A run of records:

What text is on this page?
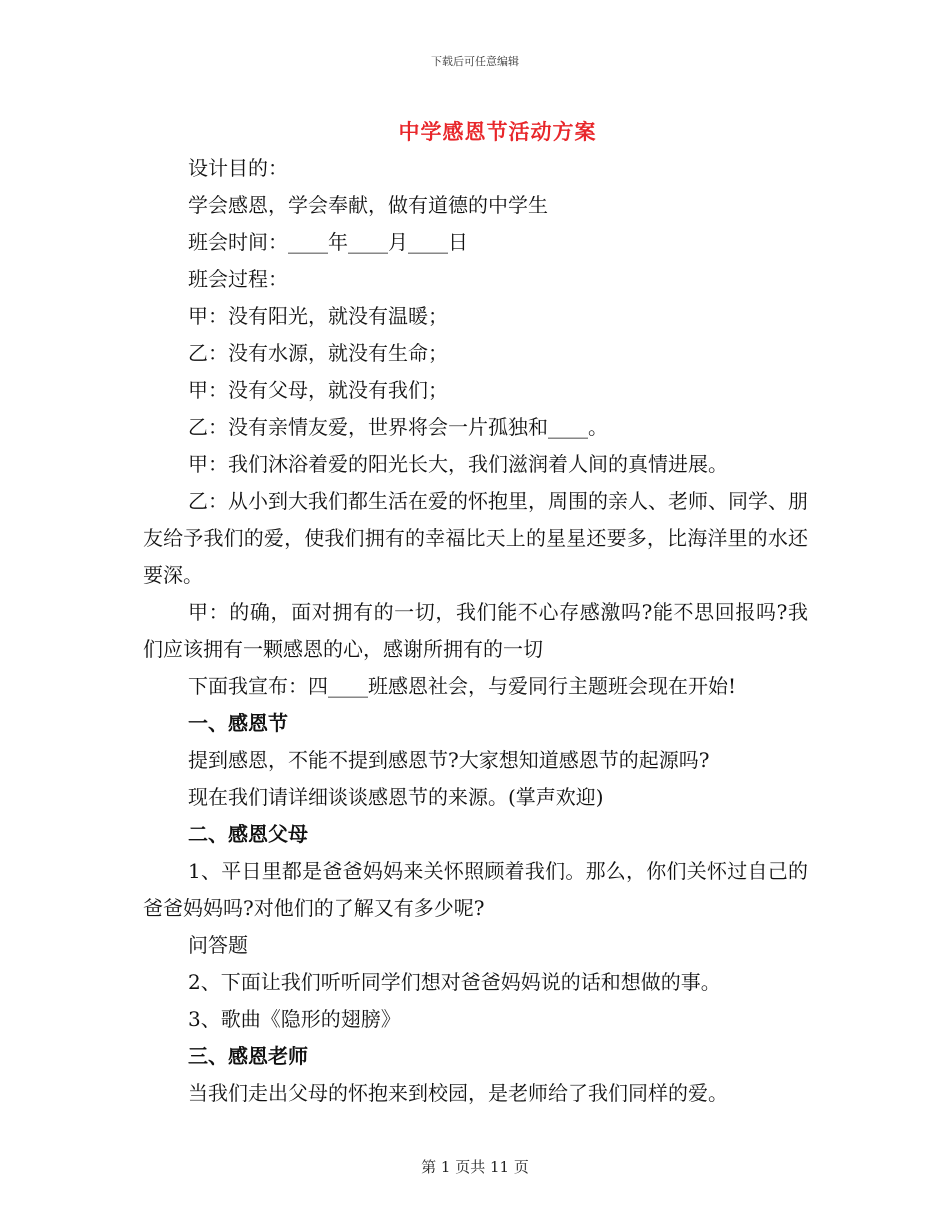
下载后可任意编辑
中学感恩节活动方案
设计目的：
学会感恩，学会奉献，做有道德的中学生
班会时间：____年____月____日
班会过程：
甲：没有阳光，就没有温暖；
乙：没有水源，就没有生命；
甲：没有父母，就没有我们；
乙：没有亲情友爱，世界将会一片孤独和____。
甲：我们沐浴着爱的阳光长大，我们滋润着人间的真情进展。
乙：从小到大我们都生活在爱的怀抱里，周围的亲人、老师、同学、朋友给予我们的爱，使我们拥有的幸福比天上的星星还要多，比海洋里的水还要深。
甲：的确，面对拥有的一切，我们能不心存感激吗?能不思回报吗?我们应该拥有一颗感恩的心，感谢所拥有的一切
下面我宣布：四____班感恩社会，与爱同行主题班会现在开始!
一、感恩节
提到感恩，不能不提到感恩节?大家想知道感恩节的起源吗?
现在我们请详细谈谈感恩节的来源。(掌声欢迎)
二、感恩父母
1、平日里都是爸爸妈妈来关怀照顾着我们。那么，你们关怀过自己的爸爸妈妈吗?对他们的了解又有多少呢?
问答题
2、下面让我们听听同学们想对爸爸妈妈说的话和想做的事。
3、歌曲《隐形的翅膀》
三、感恩老师
当我们走出父母的怀抱来到校园，是老师给了我们同样的爱。
第 1 页共 11 页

### [Instructions to follow]
Quote the entries in full. Any image among them is to be omitted from the copy.

### [Exercise result]
What text is on this page?
下载后可任意编辑
中学感恩节活动方案
设计目的：
学会感恩，学会奉献，做有道德的中学生
班会时间：____年____月____日
班会过程：
甲：没有阳光，就没有温暖；
乙：没有水源，就没有生命；
甲：没有父母，就没有我们；
乙：没有亲情友爱，世界将会一片孤独和____。
甲：我们沐浴着爱的阳光长大，我们滋润着人间的真情进展。
乙：从小到大我们都生活在爱的怀抱里，周围的亲人、老师、同学、朋友给予我们的爱，使我们拥有的幸福比天上的星星还要多，比海洋里的水还要深。
甲：的确，面对拥有的一切，我们能不心存感激吗?能不思回报吗?我们应该拥有一颗感恩的心，感谢所拥有的一切
下面我宣布：四____班感恩社会，与爱同行主题班会现在开始!
一、感恩节
提到感恩，不能不提到感恩节?大家想知道感恩节的起源吗?
现在我们请详细谈谈感恩节的来源。(掌声欢迎)
二、感恩父母
1、平日里都是爸爸妈妈来关怀照顾着我们。那么，你们关怀过自己的爸爸妈妈吗?对他们的了解又有多少呢?
问答题
2、下面让我们听听同学们想对爸爸妈妈说的话和想做的事。
3、歌曲《隐形的翅膀》
三、感恩老师
当我们走出父母的怀抱来到校园，是老师给了我们同样的爱。
第 1 页共 11 页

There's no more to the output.